— start Recorded information —

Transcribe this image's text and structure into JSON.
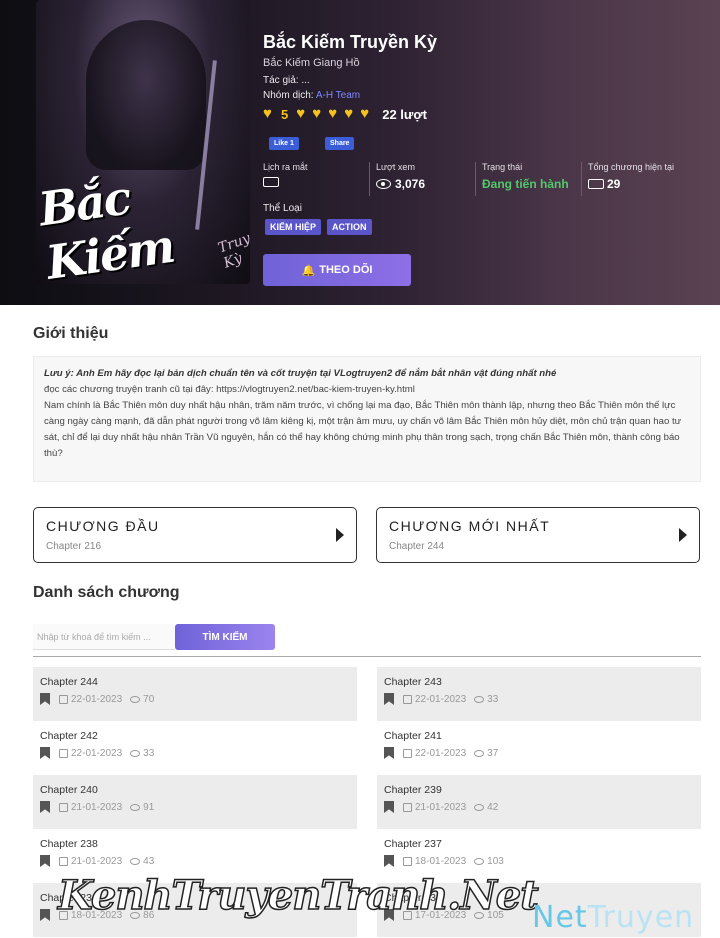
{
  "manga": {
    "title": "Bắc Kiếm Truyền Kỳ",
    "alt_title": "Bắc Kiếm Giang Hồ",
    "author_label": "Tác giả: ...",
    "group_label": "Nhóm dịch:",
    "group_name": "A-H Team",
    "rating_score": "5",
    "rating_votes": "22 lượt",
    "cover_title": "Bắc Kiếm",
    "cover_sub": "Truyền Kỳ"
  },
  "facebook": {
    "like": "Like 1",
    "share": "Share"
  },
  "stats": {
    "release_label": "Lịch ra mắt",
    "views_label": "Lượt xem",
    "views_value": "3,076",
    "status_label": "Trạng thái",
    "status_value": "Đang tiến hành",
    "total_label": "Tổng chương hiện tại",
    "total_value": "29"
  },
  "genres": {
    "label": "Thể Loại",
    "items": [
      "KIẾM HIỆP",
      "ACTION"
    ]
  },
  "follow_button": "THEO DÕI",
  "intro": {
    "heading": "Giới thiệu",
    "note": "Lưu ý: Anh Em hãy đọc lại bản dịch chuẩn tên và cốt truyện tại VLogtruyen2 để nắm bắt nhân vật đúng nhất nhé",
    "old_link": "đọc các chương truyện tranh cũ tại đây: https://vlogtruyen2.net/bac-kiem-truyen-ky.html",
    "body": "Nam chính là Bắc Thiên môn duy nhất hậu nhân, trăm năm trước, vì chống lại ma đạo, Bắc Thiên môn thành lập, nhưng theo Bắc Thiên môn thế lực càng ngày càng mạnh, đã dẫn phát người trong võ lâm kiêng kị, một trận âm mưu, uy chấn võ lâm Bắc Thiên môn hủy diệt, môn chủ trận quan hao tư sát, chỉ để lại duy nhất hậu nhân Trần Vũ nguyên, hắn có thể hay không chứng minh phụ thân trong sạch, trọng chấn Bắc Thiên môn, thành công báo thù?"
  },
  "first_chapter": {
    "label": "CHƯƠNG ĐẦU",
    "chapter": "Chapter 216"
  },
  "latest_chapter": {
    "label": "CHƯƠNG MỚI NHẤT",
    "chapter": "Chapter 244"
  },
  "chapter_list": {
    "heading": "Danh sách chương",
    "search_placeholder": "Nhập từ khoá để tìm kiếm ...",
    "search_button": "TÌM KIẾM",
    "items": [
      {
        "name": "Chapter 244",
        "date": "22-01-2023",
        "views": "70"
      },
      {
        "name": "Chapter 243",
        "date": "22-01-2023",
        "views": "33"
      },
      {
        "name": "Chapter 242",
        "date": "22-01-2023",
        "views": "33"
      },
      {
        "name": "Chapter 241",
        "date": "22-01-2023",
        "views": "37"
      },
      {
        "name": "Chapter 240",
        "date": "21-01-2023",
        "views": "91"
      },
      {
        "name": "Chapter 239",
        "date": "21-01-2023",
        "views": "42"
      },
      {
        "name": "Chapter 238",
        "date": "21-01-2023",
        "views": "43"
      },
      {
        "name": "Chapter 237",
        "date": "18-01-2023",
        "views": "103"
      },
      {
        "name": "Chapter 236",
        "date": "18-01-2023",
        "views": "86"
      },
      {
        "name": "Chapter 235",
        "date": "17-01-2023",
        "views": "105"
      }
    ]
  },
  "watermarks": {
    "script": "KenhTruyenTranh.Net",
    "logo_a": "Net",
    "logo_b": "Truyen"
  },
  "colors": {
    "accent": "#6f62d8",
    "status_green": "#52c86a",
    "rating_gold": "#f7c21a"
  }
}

— end Recorded information —
— start Recorded information —

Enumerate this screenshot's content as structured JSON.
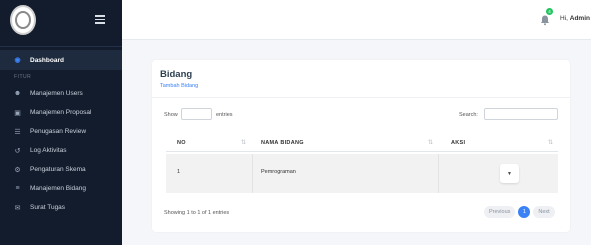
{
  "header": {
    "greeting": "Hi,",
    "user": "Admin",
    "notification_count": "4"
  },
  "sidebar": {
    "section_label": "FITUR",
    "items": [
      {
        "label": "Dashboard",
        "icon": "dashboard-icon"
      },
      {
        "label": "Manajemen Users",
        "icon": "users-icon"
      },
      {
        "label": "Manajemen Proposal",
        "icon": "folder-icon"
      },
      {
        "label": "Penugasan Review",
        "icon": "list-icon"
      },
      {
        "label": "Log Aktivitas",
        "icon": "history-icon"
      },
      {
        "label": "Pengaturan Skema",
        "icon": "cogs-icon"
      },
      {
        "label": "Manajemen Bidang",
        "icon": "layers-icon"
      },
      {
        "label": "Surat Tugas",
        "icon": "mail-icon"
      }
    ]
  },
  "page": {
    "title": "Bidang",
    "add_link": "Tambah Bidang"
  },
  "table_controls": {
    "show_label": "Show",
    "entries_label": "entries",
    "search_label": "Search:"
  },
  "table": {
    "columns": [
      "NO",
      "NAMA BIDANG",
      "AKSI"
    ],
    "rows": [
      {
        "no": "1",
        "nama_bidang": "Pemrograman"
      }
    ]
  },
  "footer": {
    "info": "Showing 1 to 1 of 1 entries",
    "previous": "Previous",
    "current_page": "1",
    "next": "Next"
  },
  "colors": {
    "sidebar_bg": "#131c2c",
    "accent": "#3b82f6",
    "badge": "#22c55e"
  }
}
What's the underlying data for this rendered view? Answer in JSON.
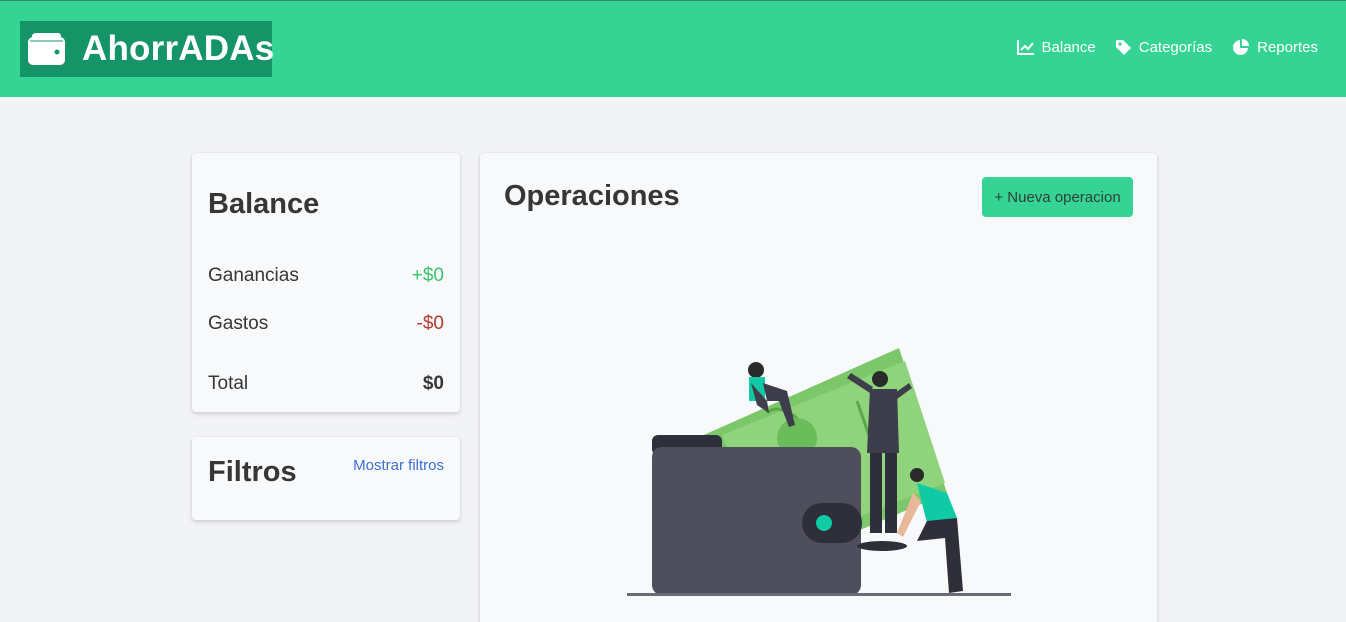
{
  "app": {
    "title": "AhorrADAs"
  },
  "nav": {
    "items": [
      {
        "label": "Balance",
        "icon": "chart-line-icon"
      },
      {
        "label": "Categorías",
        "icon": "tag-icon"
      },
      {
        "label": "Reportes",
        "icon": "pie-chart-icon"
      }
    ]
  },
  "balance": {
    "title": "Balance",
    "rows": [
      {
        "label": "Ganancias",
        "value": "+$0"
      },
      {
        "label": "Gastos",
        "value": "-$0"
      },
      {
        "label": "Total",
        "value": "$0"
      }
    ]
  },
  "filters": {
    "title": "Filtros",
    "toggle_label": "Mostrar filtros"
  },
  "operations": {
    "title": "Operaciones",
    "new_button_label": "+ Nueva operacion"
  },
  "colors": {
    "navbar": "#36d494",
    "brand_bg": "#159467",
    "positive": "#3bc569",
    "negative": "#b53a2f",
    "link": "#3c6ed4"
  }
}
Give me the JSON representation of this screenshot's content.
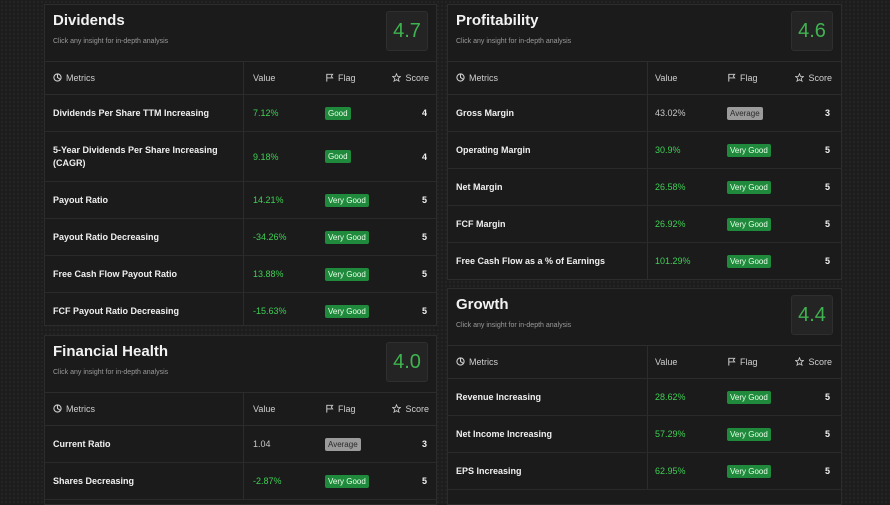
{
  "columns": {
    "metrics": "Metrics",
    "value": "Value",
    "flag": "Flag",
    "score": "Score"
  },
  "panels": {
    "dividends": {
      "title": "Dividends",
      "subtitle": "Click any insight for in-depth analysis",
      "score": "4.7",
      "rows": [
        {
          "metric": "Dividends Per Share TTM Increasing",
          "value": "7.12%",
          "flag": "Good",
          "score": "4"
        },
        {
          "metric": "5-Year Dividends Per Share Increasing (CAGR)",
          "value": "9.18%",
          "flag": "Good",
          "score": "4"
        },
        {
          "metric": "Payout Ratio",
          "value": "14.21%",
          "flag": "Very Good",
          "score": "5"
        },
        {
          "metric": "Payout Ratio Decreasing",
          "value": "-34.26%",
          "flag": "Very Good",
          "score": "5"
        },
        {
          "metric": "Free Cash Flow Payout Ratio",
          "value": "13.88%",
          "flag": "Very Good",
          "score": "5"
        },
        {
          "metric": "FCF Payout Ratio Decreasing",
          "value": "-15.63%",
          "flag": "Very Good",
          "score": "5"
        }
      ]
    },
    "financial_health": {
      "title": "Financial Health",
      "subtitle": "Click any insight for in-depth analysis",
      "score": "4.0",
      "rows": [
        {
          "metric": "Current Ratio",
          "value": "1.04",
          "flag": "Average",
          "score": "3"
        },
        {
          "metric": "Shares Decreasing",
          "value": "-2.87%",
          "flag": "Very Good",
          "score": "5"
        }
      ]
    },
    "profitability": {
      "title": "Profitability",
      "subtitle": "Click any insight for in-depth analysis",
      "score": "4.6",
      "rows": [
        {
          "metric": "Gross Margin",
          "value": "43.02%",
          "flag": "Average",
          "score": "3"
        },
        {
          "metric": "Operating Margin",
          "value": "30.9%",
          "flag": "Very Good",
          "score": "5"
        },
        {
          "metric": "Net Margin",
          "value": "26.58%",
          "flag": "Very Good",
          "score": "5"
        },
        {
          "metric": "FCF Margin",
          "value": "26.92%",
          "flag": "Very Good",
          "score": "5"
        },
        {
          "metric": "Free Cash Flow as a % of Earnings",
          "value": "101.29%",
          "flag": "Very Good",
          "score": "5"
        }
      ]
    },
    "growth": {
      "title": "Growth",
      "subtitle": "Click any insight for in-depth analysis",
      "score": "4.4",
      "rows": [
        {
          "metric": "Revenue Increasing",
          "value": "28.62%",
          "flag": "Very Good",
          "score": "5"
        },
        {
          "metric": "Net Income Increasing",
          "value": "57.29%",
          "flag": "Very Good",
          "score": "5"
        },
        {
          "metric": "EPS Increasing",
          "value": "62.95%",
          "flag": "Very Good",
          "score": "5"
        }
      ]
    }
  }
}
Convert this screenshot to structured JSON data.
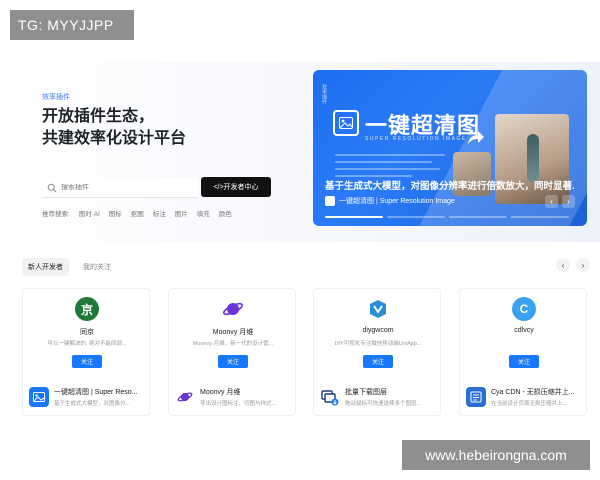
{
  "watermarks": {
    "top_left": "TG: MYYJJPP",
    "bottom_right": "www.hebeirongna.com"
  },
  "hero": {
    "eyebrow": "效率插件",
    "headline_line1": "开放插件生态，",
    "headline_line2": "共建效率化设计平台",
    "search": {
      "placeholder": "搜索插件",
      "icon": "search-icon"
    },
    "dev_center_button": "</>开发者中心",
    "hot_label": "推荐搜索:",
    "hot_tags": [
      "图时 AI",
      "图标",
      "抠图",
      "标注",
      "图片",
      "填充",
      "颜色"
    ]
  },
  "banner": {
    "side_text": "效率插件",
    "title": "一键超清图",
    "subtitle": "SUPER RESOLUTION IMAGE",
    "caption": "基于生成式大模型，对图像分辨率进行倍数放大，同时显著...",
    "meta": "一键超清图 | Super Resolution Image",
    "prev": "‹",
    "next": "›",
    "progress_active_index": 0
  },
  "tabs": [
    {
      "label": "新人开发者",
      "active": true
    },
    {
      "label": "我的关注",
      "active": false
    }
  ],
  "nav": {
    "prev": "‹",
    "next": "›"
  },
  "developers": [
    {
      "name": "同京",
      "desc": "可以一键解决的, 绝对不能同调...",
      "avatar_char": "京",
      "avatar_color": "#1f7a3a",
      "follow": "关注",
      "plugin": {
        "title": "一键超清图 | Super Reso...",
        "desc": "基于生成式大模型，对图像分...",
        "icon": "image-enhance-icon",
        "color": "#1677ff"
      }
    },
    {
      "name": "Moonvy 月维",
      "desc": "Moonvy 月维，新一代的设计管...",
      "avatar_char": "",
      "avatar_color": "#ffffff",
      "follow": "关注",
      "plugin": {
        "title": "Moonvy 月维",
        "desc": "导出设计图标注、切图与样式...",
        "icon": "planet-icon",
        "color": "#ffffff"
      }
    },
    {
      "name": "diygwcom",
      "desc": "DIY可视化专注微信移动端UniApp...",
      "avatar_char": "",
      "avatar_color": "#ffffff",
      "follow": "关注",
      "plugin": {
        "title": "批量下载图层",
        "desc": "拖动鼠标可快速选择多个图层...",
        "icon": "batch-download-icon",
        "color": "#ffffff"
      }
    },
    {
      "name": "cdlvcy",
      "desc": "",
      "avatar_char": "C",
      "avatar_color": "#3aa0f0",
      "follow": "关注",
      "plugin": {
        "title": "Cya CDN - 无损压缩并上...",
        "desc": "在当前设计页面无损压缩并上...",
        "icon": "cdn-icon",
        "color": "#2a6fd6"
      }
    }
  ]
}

— end Recorded information —
— start Recorded information —

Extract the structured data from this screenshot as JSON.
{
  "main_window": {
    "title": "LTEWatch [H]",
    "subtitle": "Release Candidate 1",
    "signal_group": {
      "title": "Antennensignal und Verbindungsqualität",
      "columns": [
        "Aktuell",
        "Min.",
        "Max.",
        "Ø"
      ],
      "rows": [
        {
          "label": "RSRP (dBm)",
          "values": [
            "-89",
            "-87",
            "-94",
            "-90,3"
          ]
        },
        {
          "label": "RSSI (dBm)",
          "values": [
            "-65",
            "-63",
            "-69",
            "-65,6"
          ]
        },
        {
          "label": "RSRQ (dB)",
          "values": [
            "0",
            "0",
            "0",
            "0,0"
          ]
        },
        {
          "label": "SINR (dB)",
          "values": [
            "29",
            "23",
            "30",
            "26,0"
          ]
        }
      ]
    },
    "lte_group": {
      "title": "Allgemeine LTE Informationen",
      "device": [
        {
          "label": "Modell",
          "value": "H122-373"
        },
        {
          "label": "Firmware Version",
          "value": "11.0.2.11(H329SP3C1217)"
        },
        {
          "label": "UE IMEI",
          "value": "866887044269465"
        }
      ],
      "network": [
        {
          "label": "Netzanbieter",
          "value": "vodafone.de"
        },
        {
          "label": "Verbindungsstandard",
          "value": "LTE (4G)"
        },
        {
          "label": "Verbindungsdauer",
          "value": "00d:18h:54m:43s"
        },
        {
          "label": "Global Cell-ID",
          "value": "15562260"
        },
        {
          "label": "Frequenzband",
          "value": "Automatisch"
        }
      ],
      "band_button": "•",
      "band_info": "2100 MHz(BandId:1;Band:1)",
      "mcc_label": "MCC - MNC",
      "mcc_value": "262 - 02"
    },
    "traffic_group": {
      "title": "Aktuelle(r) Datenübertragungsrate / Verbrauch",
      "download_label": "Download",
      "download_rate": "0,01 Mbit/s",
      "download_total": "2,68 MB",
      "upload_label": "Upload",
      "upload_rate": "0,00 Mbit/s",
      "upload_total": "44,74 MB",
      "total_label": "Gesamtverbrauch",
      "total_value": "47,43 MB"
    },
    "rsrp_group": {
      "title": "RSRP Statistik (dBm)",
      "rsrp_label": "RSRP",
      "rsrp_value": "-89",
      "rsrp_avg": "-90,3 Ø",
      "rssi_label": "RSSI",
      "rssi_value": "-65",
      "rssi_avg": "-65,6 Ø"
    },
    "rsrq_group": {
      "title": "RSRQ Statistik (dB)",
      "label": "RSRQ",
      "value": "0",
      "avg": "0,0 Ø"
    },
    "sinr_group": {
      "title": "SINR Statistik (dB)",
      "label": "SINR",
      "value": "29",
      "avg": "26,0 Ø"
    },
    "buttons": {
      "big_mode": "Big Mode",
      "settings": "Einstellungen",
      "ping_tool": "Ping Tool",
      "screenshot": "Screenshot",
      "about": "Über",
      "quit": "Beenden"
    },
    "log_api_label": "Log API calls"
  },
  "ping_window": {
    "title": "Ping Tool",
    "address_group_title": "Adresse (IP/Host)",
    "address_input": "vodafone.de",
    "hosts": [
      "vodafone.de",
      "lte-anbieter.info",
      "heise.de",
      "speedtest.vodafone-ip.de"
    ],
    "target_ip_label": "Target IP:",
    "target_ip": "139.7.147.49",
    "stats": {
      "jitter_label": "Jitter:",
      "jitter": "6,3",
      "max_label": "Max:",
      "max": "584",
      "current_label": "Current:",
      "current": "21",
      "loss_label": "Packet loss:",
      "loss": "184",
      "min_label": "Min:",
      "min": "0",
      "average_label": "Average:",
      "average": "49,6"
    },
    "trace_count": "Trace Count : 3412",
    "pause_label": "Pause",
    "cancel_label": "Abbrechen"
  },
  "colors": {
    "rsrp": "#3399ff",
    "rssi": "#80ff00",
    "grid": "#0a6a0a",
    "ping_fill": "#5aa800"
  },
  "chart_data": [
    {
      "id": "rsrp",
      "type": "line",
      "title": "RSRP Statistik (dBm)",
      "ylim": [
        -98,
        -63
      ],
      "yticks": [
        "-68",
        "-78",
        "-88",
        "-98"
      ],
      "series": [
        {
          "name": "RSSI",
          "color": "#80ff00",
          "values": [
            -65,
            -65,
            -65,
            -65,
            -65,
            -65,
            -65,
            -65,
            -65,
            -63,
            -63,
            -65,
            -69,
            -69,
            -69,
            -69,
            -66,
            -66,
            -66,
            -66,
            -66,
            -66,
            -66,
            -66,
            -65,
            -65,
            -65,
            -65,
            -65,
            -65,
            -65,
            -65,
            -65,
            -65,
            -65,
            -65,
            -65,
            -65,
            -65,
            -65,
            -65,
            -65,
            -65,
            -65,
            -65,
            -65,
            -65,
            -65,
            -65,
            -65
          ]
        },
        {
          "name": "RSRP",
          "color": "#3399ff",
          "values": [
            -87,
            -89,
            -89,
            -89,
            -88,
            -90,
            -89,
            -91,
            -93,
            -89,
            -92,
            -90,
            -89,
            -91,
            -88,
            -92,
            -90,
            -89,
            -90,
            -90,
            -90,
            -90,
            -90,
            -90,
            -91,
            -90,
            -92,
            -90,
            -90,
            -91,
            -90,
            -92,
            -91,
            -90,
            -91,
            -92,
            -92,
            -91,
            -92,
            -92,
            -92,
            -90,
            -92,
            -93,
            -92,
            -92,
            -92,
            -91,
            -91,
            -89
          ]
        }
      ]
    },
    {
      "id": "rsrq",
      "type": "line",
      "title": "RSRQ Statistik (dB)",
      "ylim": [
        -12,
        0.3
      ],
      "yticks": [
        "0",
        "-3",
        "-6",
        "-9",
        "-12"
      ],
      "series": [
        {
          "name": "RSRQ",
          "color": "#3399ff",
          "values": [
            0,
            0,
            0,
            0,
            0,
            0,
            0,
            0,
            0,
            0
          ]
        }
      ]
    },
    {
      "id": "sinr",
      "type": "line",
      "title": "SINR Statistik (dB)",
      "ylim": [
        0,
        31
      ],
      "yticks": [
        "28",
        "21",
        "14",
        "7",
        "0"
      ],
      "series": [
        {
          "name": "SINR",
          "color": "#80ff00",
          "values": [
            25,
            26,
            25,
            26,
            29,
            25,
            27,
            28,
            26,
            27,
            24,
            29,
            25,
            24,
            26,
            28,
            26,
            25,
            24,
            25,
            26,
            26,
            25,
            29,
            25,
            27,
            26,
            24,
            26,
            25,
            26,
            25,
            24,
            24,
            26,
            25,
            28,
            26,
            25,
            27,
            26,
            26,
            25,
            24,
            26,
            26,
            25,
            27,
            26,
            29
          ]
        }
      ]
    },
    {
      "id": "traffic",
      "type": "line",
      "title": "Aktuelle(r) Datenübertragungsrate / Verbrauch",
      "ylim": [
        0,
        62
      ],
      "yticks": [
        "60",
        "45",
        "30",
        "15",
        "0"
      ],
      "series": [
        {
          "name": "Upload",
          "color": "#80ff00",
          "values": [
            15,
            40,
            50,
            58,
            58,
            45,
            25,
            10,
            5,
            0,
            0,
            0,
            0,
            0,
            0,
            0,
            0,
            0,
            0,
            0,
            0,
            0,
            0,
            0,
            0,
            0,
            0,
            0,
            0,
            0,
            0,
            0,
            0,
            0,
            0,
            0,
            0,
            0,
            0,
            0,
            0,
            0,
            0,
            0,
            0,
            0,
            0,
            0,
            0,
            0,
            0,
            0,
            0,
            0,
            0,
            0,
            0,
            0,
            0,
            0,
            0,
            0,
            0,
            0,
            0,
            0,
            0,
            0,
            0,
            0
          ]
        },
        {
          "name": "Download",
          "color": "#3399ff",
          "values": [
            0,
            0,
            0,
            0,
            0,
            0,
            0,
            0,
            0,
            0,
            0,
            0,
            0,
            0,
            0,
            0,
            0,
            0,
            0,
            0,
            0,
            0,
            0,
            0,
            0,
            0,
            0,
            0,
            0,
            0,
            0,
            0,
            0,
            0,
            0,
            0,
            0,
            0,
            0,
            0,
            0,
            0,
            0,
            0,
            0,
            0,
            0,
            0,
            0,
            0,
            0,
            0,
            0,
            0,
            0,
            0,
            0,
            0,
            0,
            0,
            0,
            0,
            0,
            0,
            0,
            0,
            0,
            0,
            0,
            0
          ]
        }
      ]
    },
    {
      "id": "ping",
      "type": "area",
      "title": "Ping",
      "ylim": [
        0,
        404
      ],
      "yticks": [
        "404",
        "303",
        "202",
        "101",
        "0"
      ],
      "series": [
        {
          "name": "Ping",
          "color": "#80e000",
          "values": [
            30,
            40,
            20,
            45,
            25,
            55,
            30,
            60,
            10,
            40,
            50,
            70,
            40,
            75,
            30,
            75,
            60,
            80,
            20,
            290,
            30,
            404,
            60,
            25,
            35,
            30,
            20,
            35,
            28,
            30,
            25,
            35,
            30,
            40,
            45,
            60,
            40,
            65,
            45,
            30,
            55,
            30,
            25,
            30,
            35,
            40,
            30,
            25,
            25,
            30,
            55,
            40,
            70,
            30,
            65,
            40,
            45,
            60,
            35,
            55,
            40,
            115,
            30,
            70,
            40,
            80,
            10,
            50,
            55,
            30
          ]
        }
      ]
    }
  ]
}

— end Recorded information —

* [Exercise objective]: Copy all lines from the data that hold the word "Cash".

* [Task answer]:
          "metric": "Free Cash Flow Payout Ratio",
          "metric": "Free Cash Flow as a % of Earnings",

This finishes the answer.